Your task: Your task is to transcribe all the entries exactly, excluding pictures.

╭─ The data

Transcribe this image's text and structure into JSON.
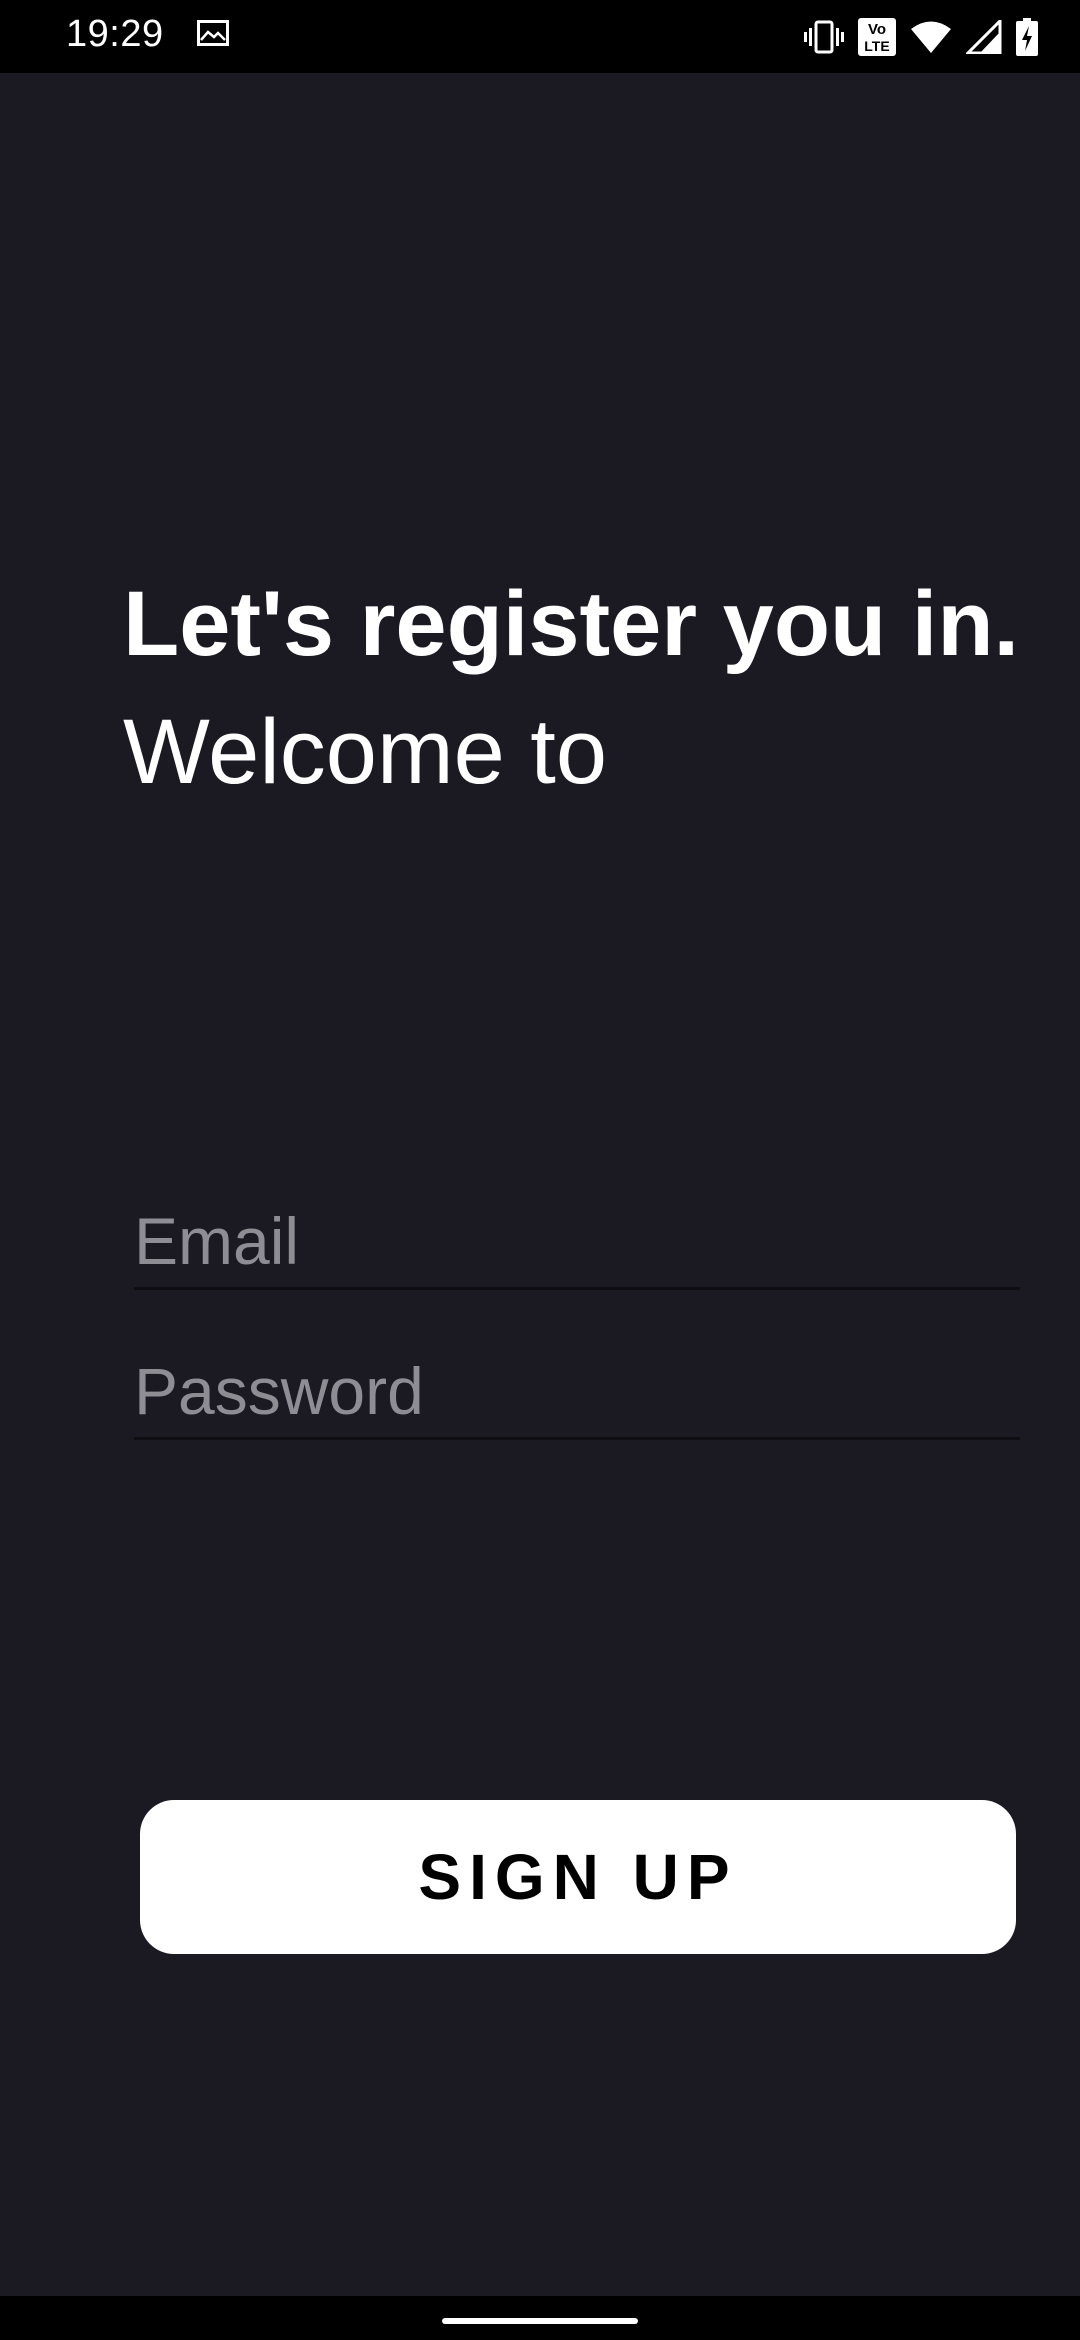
{
  "status_bar": {
    "time": "19:29",
    "icons": [
      "gallery-icon",
      "vibrate-icon",
      "volte-icon",
      "wifi-icon",
      "cell-signal-icon",
      "battery-charging-icon"
    ],
    "volte_top": "Vo",
    "volte_bottom": "LTE"
  },
  "main": {
    "title": "Let's register you in.",
    "subtitle": "Welcome to"
  },
  "form": {
    "email_placeholder": "Email",
    "email_value": "",
    "password_placeholder": "Password",
    "password_value": ""
  },
  "actions": {
    "signup_label": "SIGN UP"
  },
  "colors": {
    "background": "#1b1a23",
    "status_bar": "#000000",
    "text": "#ffffff",
    "placeholder": "#8e8d94",
    "button_bg": "#ffffff",
    "button_text": "#000000"
  }
}
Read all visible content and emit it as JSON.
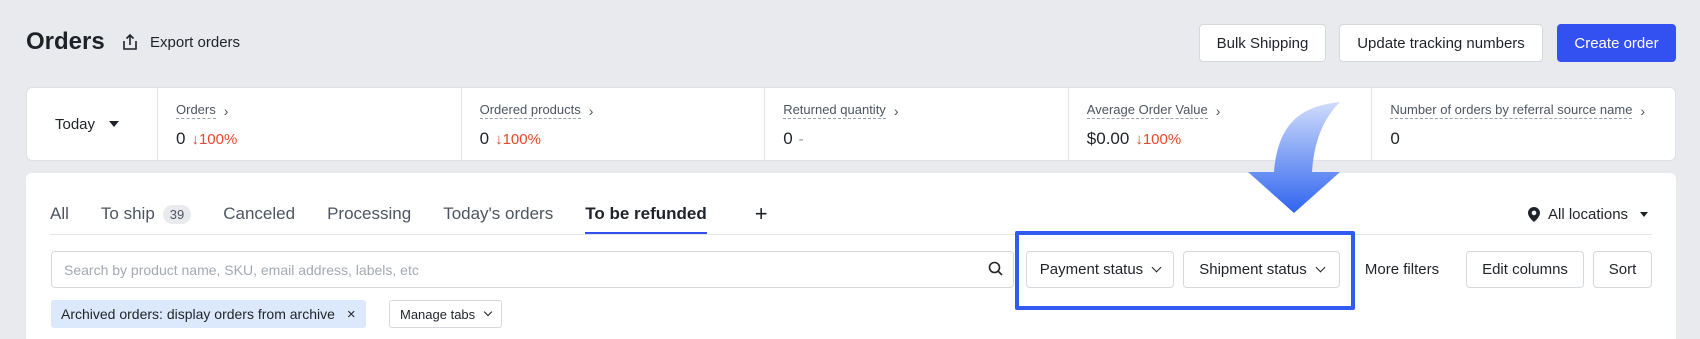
{
  "header": {
    "title": "Orders",
    "export_label": "Export orders",
    "bulk_shipping_label": "Bulk Shipping",
    "update_tracking_label": "Update tracking numbers",
    "create_order_label": "Create order"
  },
  "stats": {
    "period": "Today",
    "items": [
      {
        "label": "Orders",
        "value": "0",
        "delta": "100%",
        "delta_dir": "down"
      },
      {
        "label": "Ordered products",
        "value": "0",
        "delta": "100%",
        "delta_dir": "down"
      },
      {
        "label": "Returned quantity",
        "value": "0",
        "delta": "-",
        "delta_dir": "flat"
      },
      {
        "label": "Average Order Value",
        "value": "$0.00",
        "delta": "100%",
        "delta_dir": "down"
      },
      {
        "label": "Number of orders by referral source name",
        "value": "0"
      }
    ]
  },
  "tabs": {
    "items": [
      {
        "label": "All"
      },
      {
        "label": "To ship",
        "badge": "39"
      },
      {
        "label": "Canceled"
      },
      {
        "label": "Processing"
      },
      {
        "label": "Today's orders"
      },
      {
        "label": "To be refunded",
        "active": true
      }
    ],
    "add_label": "+",
    "locations_label": "All locations"
  },
  "filters": {
    "search_placeholder": "Search by product name, SKU, email address, labels, etc",
    "payment_status_label": "Payment status",
    "shipment_status_label": "Shipment status",
    "more_filters_label": "More filters",
    "edit_columns_label": "Edit columns",
    "sort_label": "Sort",
    "archived_chip_label": "Archived orders: display orders from archive",
    "chip_close": "×",
    "manage_tabs_label": "Manage tabs"
  },
  "colors": {
    "accent": "#3350f0",
    "negative": "#e5482d",
    "highlight": "#2f5bf1",
    "chip_bg": "#dce8fb"
  }
}
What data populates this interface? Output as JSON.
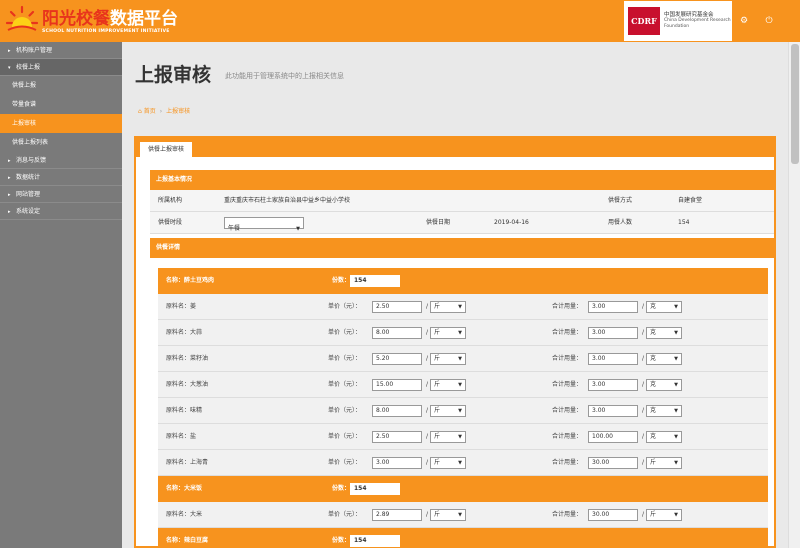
{
  "header": {
    "logo_main_red": "阳光校餐",
    "logo_main": "数据平台",
    "logo_sub": "SCHOOL NUTRITION IMPROVEMENT INITIATIVE",
    "partner_abbr": "CDRF",
    "partner_cn": "中国发展研究基金会",
    "partner_en1": "China Development Research",
    "partner_en2": "Foundation",
    "icon_1": "gear-icon",
    "icon_2": "power-icon",
    "brand_color": "#f7931e"
  },
  "sidebar": {
    "items": [
      {
        "label": "机构账户管理"
      },
      {
        "label": "校餐上报"
      },
      {
        "label": "供餐上报"
      },
      {
        "label": "带量食谱"
      },
      {
        "label": "上报审核"
      },
      {
        "label": "供餐上报列表"
      },
      {
        "label": "消息与反馈"
      },
      {
        "label": "数据统计"
      },
      {
        "label": "网站管理"
      },
      {
        "label": "系统设定"
      }
    ]
  },
  "page": {
    "title": "上报审核",
    "description": "此功能用于管理系统中的上报相关信息",
    "breadcrumb_home": "首页",
    "breadcrumb_current": "上报审核",
    "tab": "供餐上报审核"
  },
  "basic": {
    "header": "上报基本情况",
    "org_label": "所属机构",
    "org_value": "重庆重庆市石柱土家族自治县中益乡中益小学校",
    "method_label": "供餐方式",
    "method_value": "自建食堂",
    "time_label": "供餐时段",
    "time_value": "午餐",
    "date_label": "供餐日期",
    "date_value": "2019-04-16",
    "count_label": "用餐人数",
    "count_value": "154"
  },
  "details": {
    "header": "供餐详情",
    "name_prefix": "名称：",
    "qty_label": "份数：",
    "ing_prefix": "原料名：",
    "price_label": "单价（元）：",
    "usage_label": "合计用量：",
    "slash": "/",
    "dishes": [
      {
        "name": "醉土豆鸡肉",
        "qty": "154",
        "ingredients": [
          {
            "name": "姜",
            "price": "2.50",
            "unit": "斤",
            "usage": "3.00",
            "usage_unit": "克"
          },
          {
            "name": "大蒜",
            "price": "8.00",
            "unit": "斤",
            "usage": "3.00",
            "usage_unit": "克"
          },
          {
            "name": "菜籽油",
            "price": "5.20",
            "unit": "斤",
            "usage": "3.00",
            "usage_unit": "克"
          },
          {
            "name": "大葱油",
            "price": "15.00",
            "unit": "斤",
            "usage": "3.00",
            "usage_unit": "克"
          },
          {
            "name": "味精",
            "price": "8.00",
            "unit": "斤",
            "usage": "3.00",
            "usage_unit": "克"
          },
          {
            "name": "盐",
            "price": "2.50",
            "unit": "斤",
            "usage": "100.00",
            "usage_unit": "克"
          },
          {
            "name": "上海青",
            "price": "3.00",
            "unit": "斤",
            "usage": "30.00",
            "usage_unit": "斤"
          }
        ]
      },
      {
        "name": "大米饭",
        "qty": "154",
        "ingredients": [
          {
            "name": "大米",
            "price": "2.89",
            "unit": "斤",
            "usage": "30.00",
            "usage_unit": "斤"
          }
        ]
      },
      {
        "name": "辣白豆腐",
        "qty": "154",
        "ingredients": []
      }
    ]
  }
}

╰─

Reply to the exercise:
Transcribe this image's text and structure into JSON.
{
  "status_bar": {
    "time": "19:29",
    "icons": [
      "gallery-icon",
      "vibrate-icon",
      "volte-icon",
      "wifi-icon",
      "cell-signal-icon",
      "battery-charging-icon"
    ],
    "volte_top": "Vo",
    "volte_bottom": "LTE"
  },
  "main": {
    "title": "Let's register you in.",
    "subtitle": "Welcome to"
  },
  "form": {
    "email_placeholder": "Email",
    "email_value": "",
    "password_placeholder": "Password",
    "password_value": ""
  },
  "actions": {
    "signup_label": "SIGN UP"
  },
  "colors": {
    "background": "#1b1a23",
    "status_bar": "#000000",
    "text": "#ffffff",
    "placeholder": "#8e8d94",
    "button_bg": "#ffffff",
    "button_text": "#000000"
  }
}
Read all visible content and emit it as JSON.
{
  "header": {
    "title": "Orders",
    "export_label": "Export orders",
    "bulk_shipping_label": "Bulk Shipping",
    "update_tracking_label": "Update tracking numbers",
    "create_order_label": "Create order"
  },
  "stats": {
    "period": "Today",
    "items": [
      {
        "label": "Orders",
        "value": "0",
        "delta": "100%",
        "delta_dir": "down"
      },
      {
        "label": "Ordered products",
        "value": "0",
        "delta": "100%",
        "delta_dir": "down"
      },
      {
        "label": "Returned quantity",
        "value": "0",
        "delta": "-",
        "delta_dir": "flat"
      },
      {
        "label": "Average Order Value",
        "value": "$0.00",
        "delta": "100%",
        "delta_dir": "down"
      },
      {
        "label": "Number of orders by referral source name",
        "value": "0"
      }
    ]
  },
  "tabs": {
    "items": [
      {
        "label": "All"
      },
      {
        "label": "To ship",
        "badge": "39"
      },
      {
        "label": "Canceled"
      },
      {
        "label": "Processing"
      },
      {
        "label": "Today's orders"
      },
      {
        "label": "To be refunded",
        "active": true
      }
    ],
    "add_label": "+",
    "locations_label": "All locations"
  },
  "filters": {
    "search_placeholder": "Search by product name, SKU, email address, labels, etc",
    "payment_status_label": "Payment status",
    "shipment_status_label": "Shipment status",
    "more_filters_label": "More filters",
    "edit_columns_label": "Edit columns",
    "sort_label": "Sort",
    "archived_chip_label": "Archived orders: display orders from archive",
    "chip_close": "×",
    "manage_tabs_label": "Manage tabs"
  },
  "colors": {
    "accent": "#3350f0",
    "negative": "#e5482d",
    "highlight": "#2f5bf1",
    "chip_bg": "#dce8fb"
  }
}
What data populates this interface? Output as JSON.
{
  "header": {
    "logo_main_red": "阳光校餐",
    "logo_main": "数据平台",
    "logo_sub": "SCHOOL NUTRITION IMPROVEMENT INITIATIVE",
    "partner_abbr": "CDRF",
    "partner_cn": "中国发展研究基金会",
    "partner_en1": "China Development Research",
    "partner_en2": "Foundation",
    "icon_1": "gear-icon",
    "icon_2": "power-icon",
    "brand_color": "#f7931e"
  },
  "sidebar": {
    "items": [
      {
        "label": "机构账户管理"
      },
      {
        "label": "校餐上报"
      },
      {
        "label": "供餐上报"
      },
      {
        "label": "带量食谱"
      },
      {
        "label": "上报审核"
      },
      {
        "label": "供餐上报列表"
      },
      {
        "label": "消息与反馈"
      },
      {
        "label": "数据统计"
      },
      {
        "label": "网站管理"
      },
      {
        "label": "系统设定"
      }
    ]
  },
  "page": {
    "title": "上报审核",
    "description": "此功能用于管理系统中的上报相关信息",
    "breadcrumb_home": "首页",
    "breadcrumb_current": "上报审核",
    "tab": "供餐上报审核"
  },
  "basic": {
    "header": "上报基本情况",
    "org_label": "所属机构",
    "org_value": "重庆重庆市石柱土家族自治县中益乡中益小学校",
    "method_label": "供餐方式",
    "method_value": "自建食堂",
    "time_label": "供餐时段",
    "time_value": "午餐",
    "date_label": "供餐日期",
    "date_value": "2019-04-16",
    "count_label": "用餐人数",
    "count_value": "154"
  },
  "details": {
    "header": "供餐详情",
    "name_prefix": "名称：",
    "qty_label": "份数：",
    "ing_prefix": "原料名：",
    "price_label": "单价（元）：",
    "usage_label": "合计用量：",
    "slash": "/",
    "dishes": [
      {
        "name": "醉土豆鸡肉",
        "qty": "154",
        "ingredients": [
          {
            "name": "姜",
            "price": "2.50",
            "unit": "斤",
            "usage": "3.00",
            "usage_unit": "克"
          },
          {
            "name": "大蒜",
            "price": "8.00",
            "unit": "斤",
            "usage": "3.00",
            "usage_unit": "克"
          },
          {
            "name": "菜籽油",
            "price": "5.20",
            "unit": "斤",
            "usage": "3.00",
            "usage_unit": "克"
          },
          {
            "name": "大葱油",
            "price": "15.00",
            "unit": "斤",
            "usage": "3.00",
            "usage_unit": "克"
          },
          {
            "name": "味精",
            "price": "8.00",
            "unit": "斤",
            "usage": "3.00",
            "usage_unit": "克"
          },
          {
            "name": "盐",
            "price": "2.50",
            "unit": "斤",
            "usage": "100.00",
            "usage_unit": "克"
          },
          {
            "name": "上海青",
            "price": "3.00",
            "unit": "斤",
            "usage": "30.00",
            "usage_unit": "斤"
          }
        ]
      },
      {
        "name": "大米饭",
        "qty": "154",
        "ingredients": [
          {
            "name": "大米",
            "price": "2.89",
            "unit": "斤",
            "usage": "30.00",
            "usage_unit": "斤"
          }
        ]
      },
      {
        "name": "辣白豆腐",
        "qty": "154",
        "ingredients": []
      }
    ]
  }
}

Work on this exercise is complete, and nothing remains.